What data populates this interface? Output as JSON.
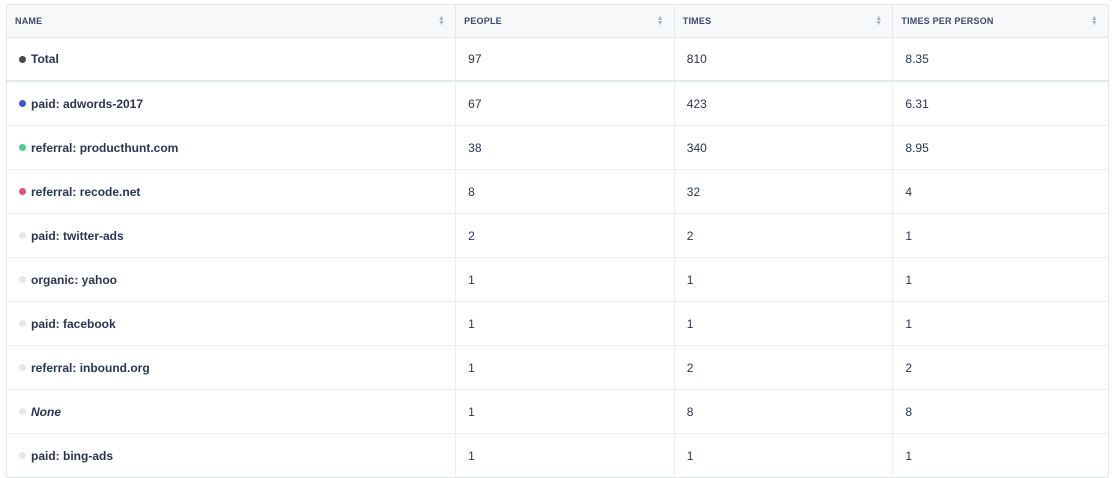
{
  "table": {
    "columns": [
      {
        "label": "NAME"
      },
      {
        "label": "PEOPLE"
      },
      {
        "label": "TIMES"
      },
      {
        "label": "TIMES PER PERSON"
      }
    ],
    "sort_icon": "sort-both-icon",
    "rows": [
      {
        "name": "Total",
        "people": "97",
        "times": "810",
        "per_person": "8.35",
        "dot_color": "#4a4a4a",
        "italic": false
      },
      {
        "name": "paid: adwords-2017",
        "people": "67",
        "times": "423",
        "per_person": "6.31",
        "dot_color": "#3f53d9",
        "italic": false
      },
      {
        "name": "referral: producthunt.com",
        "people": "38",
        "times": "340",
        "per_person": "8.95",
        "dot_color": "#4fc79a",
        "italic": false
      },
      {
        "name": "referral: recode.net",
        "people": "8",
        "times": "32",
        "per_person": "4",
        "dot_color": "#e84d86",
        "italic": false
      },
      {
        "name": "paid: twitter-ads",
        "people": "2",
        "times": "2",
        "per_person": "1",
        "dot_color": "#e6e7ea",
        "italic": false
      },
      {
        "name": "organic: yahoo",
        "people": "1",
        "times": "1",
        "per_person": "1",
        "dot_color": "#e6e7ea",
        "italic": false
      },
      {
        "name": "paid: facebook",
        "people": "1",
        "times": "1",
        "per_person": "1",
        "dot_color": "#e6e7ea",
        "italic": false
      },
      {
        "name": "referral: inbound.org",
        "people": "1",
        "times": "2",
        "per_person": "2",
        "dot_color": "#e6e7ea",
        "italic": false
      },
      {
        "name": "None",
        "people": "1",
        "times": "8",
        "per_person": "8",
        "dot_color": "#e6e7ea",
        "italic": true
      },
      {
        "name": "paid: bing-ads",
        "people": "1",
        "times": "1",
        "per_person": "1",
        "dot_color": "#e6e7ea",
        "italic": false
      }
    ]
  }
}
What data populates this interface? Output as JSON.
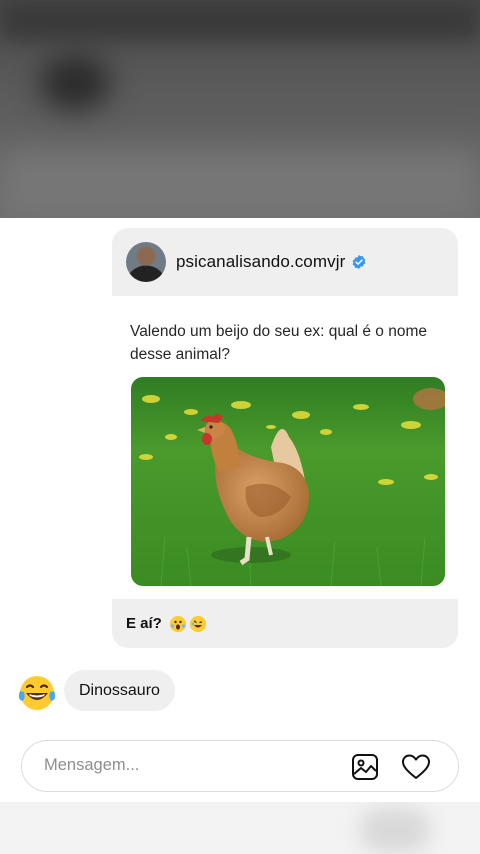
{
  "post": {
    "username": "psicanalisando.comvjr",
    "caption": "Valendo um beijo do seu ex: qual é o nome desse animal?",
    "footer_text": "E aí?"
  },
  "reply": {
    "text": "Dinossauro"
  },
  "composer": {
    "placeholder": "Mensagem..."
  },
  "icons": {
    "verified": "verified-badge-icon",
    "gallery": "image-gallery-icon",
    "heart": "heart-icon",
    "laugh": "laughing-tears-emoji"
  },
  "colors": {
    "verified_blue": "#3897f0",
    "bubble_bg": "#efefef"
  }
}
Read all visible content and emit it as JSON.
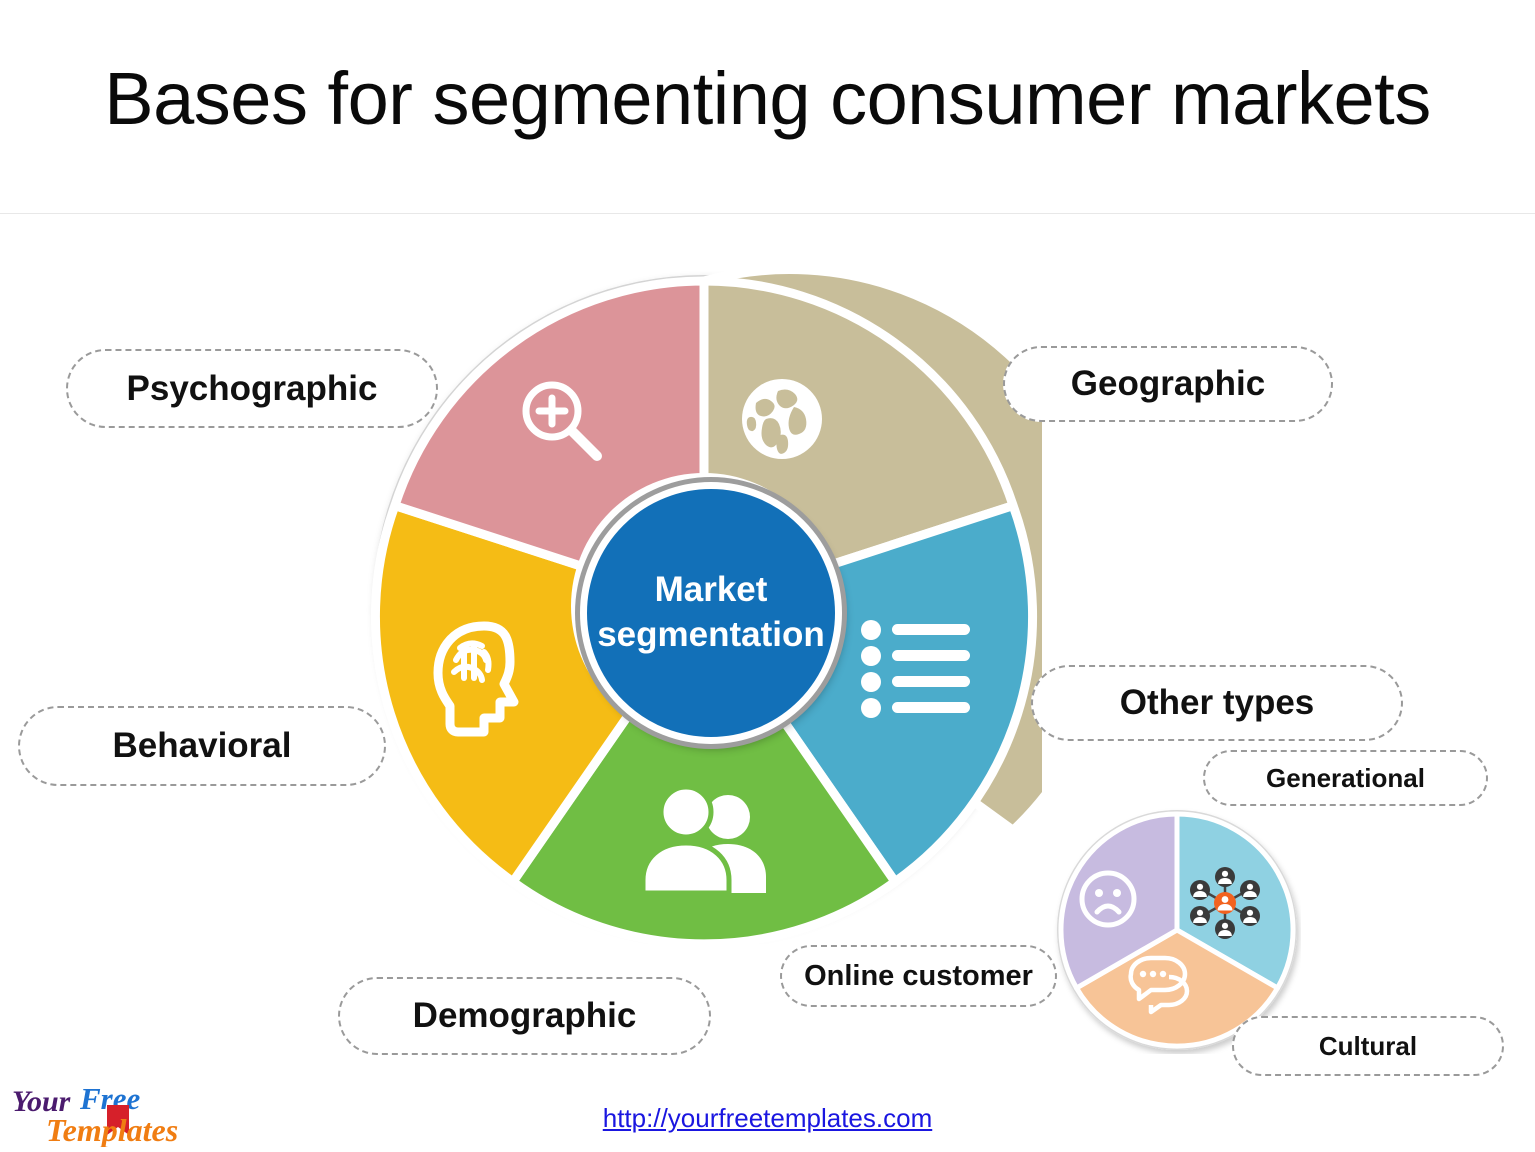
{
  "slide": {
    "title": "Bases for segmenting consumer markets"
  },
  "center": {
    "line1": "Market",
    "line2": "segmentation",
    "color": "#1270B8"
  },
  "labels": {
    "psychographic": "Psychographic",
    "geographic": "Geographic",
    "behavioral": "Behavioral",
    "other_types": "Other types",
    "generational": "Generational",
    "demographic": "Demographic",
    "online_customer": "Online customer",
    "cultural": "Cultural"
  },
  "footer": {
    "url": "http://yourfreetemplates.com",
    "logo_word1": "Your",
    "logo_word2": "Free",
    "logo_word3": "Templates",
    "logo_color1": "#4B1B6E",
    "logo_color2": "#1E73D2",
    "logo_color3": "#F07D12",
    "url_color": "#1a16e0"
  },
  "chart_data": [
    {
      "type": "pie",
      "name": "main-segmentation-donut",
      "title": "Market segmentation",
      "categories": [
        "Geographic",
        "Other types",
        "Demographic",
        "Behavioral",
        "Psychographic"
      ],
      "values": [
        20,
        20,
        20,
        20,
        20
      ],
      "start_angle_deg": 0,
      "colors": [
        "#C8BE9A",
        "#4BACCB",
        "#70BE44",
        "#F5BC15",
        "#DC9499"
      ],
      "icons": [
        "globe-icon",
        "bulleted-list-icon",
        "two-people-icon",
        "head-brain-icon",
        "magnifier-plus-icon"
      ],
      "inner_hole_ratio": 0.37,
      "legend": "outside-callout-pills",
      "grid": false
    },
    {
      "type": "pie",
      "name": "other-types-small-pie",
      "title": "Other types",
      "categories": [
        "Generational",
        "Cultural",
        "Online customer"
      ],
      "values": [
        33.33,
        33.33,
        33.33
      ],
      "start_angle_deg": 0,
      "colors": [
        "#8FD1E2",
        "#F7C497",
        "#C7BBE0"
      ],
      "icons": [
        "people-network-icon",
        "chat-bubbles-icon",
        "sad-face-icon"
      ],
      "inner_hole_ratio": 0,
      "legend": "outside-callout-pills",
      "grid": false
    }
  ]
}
━━━━━━
### WRITTEN REQUEST
Transcribe all of the material exactly, leaving out whatever pictures it contains.

### EXPECTED ANSWER
What data populates this interface? Output as JSON.
{
  "table": {
    "columns": [
      {
        "label": "NAME"
      },
      {
        "label": "PEOPLE"
      },
      {
        "label": "TIMES"
      },
      {
        "label": "TIMES PER PERSON"
      }
    ],
    "sort_icon": "sort-both-icon",
    "rows": [
      {
        "name": "Total",
        "people": "97",
        "times": "810",
        "per_person": "8.35",
        "dot_color": "#4a4a4a",
        "italic": false
      },
      {
        "name": "paid: adwords-2017",
        "people": "67",
        "times": "423",
        "per_person": "6.31",
        "dot_color": "#3f53d9",
        "italic": false
      },
      {
        "name": "referral: producthunt.com",
        "people": "38",
        "times": "340",
        "per_person": "8.95",
        "dot_color": "#4fc79a",
        "italic": false
      },
      {
        "name": "referral: recode.net",
        "people": "8",
        "times": "32",
        "per_person": "4",
        "dot_color": "#e84d86",
        "italic": false
      },
      {
        "name": "paid: twitter-ads",
        "people": "2",
        "times": "2",
        "per_person": "1",
        "dot_color": "#e6e7ea",
        "italic": false
      },
      {
        "name": "organic: yahoo",
        "people": "1",
        "times": "1",
        "per_person": "1",
        "dot_color": "#e6e7ea",
        "italic": false
      },
      {
        "name": "paid: facebook",
        "people": "1",
        "times": "1",
        "per_person": "1",
        "dot_color": "#e6e7ea",
        "italic": false
      },
      {
        "name": "referral: inbound.org",
        "people": "1",
        "times": "2",
        "per_person": "2",
        "dot_color": "#e6e7ea",
        "italic": false
      },
      {
        "name": "None",
        "people": "1",
        "times": "8",
        "per_person": "8",
        "dot_color": "#e6e7ea",
        "italic": true
      },
      {
        "name": "paid: bing-ads",
        "people": "1",
        "times": "1",
        "per_person": "1",
        "dot_color": "#e6e7ea",
        "italic": false
      }
    ]
  }
}
What data populates this interface? Output as JSON.
{
  "post": {
    "username": "psicanalisando.comvjr",
    "caption": "Valendo um beijo do seu ex: qual é o nome desse animal?",
    "footer_text": "E aí?"
  },
  "reply": {
    "text": "Dinossauro"
  },
  "composer": {
    "placeholder": "Mensagem..."
  },
  "icons": {
    "verified": "verified-badge-icon",
    "gallery": "image-gallery-icon",
    "heart": "heart-icon",
    "laugh": "laughing-tears-emoji"
  },
  "colors": {
    "verified_blue": "#3897f0",
    "bubble_bg": "#efefef"
  }
}
Read all visible content and emit it as JSON.
{
  "slide": {
    "title": "Bases for segmenting consumer markets"
  },
  "center": {
    "line1": "Market",
    "line2": "segmentation",
    "color": "#1270B8"
  },
  "labels": {
    "psychographic": "Psychographic",
    "geographic": "Geographic",
    "behavioral": "Behavioral",
    "other_types": "Other types",
    "generational": "Generational",
    "demographic": "Demographic",
    "online_customer": "Online customer",
    "cultural": "Cultural"
  },
  "footer": {
    "url": "http://yourfreetemplates.com",
    "logo_word1": "Your",
    "logo_word2": "Free",
    "logo_word3": "Templates",
    "logo_color1": "#4B1B6E",
    "logo_color2": "#1E73D2",
    "logo_color3": "#F07D12",
    "url_color": "#1a16e0"
  },
  "chart_data": [
    {
      "type": "pie",
      "name": "main-segmentation-donut",
      "title": "Market segmentation",
      "categories": [
        "Geographic",
        "Other types",
        "Demographic",
        "Behavioral",
        "Psychographic"
      ],
      "values": [
        20,
        20,
        20,
        20,
        20
      ],
      "start_angle_deg": 0,
      "colors": [
        "#C8BE9A",
        "#4BACCB",
        "#70BE44",
        "#F5BC15",
        "#DC9499"
      ],
      "icons": [
        "globe-icon",
        "bulleted-list-icon",
        "two-people-icon",
        "head-brain-icon",
        "magnifier-plus-icon"
      ],
      "inner_hole_ratio": 0.37,
      "legend": "outside-callout-pills",
      "grid": false
    },
    {
      "type": "pie",
      "name": "other-types-small-pie",
      "title": "Other types",
      "categories": [
        "Generational",
        "Cultural",
        "Online customer"
      ],
      "values": [
        33.33,
        33.33,
        33.33
      ],
      "start_angle_deg": 0,
      "colors": [
        "#8FD1E2",
        "#F7C497",
        "#C7BBE0"
      ],
      "icons": [
        "people-network-icon",
        "chat-bubbles-icon",
        "sad-face-icon"
      ],
      "inner_hole_ratio": 0,
      "legend": "outside-callout-pills",
      "grid": false
    }
  ]
}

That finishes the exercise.